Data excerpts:
* * * * * * * * *

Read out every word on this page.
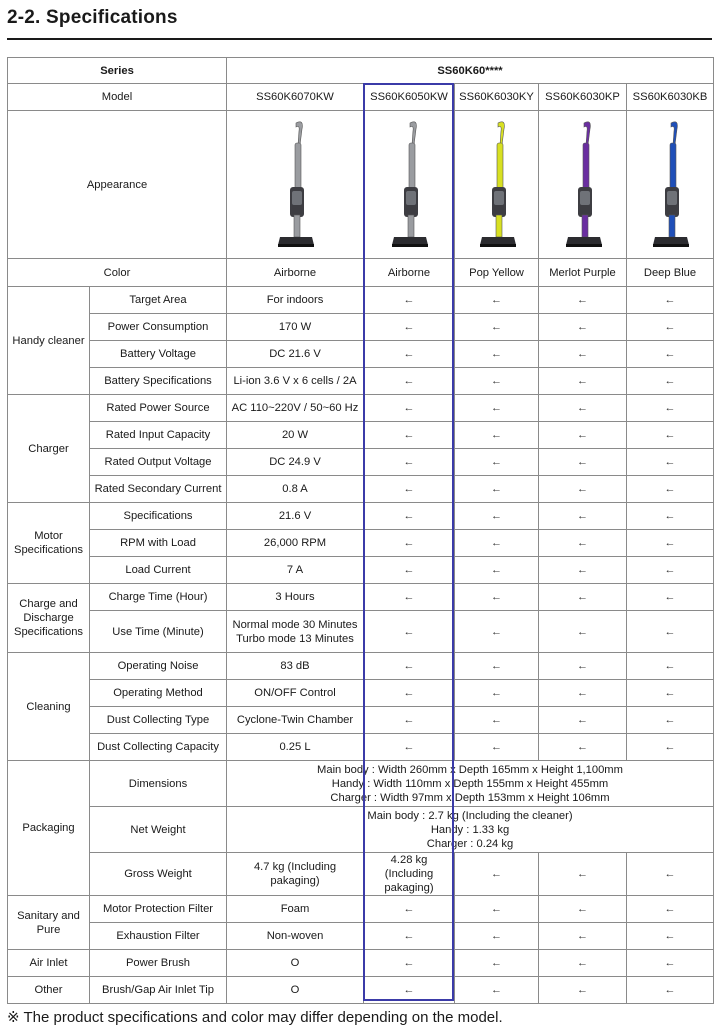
2-2. Specifications
Series		SS60K60****				
Model		SS60K6070KW	SS60K6050KW	SS60K6030KY	SS60K6030KP	SS60K6030KB
Appearance	

Color		Airborne	Airborne	Pop Yellow	Merlot Purple	Deep Blue
Handy cleaner	Target Area	For indoors	←	←	←	←
	Power Consumption	170 W	←	←	←	←
	Battery Voltage	DC 21.6 V	←	←	←	←
	Battery Specifications	Li-ion 3.6 V x 6 cells / 2A	←	←	←	←
Charger	Rated Power Source	AC 110~220V / 50~60 Hz	←	←	←	←
	Rated Input Capacity	20 W	←	←	←	←
	Rated Output Voltage	DC 24.9 V	←	←	←	←
	Rated Secondary Current	0.8 A	←	←	←	←
Motor Specifications	Specifications	21.6 V	←	←	←	←
	RPM with Load	26,000 RPM	←	←	←	←
	Load Current	7 A	←	←	←	←
Charge and Discharge Specifications	Charge Time (Hour)	3 Hours	←	←	←	←
	Use Time (Minute)	Normal mode 30 Minutes
Turbo mode 13 Minutes	←	←	←	←
Cleaning	Operating Noise	83 dB	←	←	←	←
	Operating Method	ON/OFF Control	←	←	←	←
	Dust Collecting Type	Cyclone-Twin Chamber	←	←	←	←
	Dust Collecting Capacity	0.25 L	←	←	←	←
Packaging	Dimensions	Main body : Width 260mm x Depth 165mm x Height 1,100mm
Handy : Width 110mm x Depth 155mm x Height 455mm
Charger : Width 97mm x Depth 153mm x Height 106mm				

	Net Weight	Main body : 2.7 kg (Including the cleaner)
Handy : 1.33 kg
Charger : 0.24 kg				

	Gross Weight	4.7 kg (Including pakaging)	4.28 kg (Including pakaging)	←	←	←
Sanitary and Pure	Motor Protection Filter	Foam	←	←	←	←
	Exhaustion Filter	Non-woven	←	←	←	←
Air Inlet	Power Brush	O	←	←	←	←
Other	Brush/Gap Air Inlet Tip	O	←	←	←	←
※ The product specifications and color may differ depending on the model.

* * * * * * * * *

About this task = Please return every line of the records above that contains the word "Voltage".

Solution for this task =
	Battery Voltage	DC 21.6 V	←	←	←	←
	Rated Output Voltage	DC 24.9 V	←	←	←	←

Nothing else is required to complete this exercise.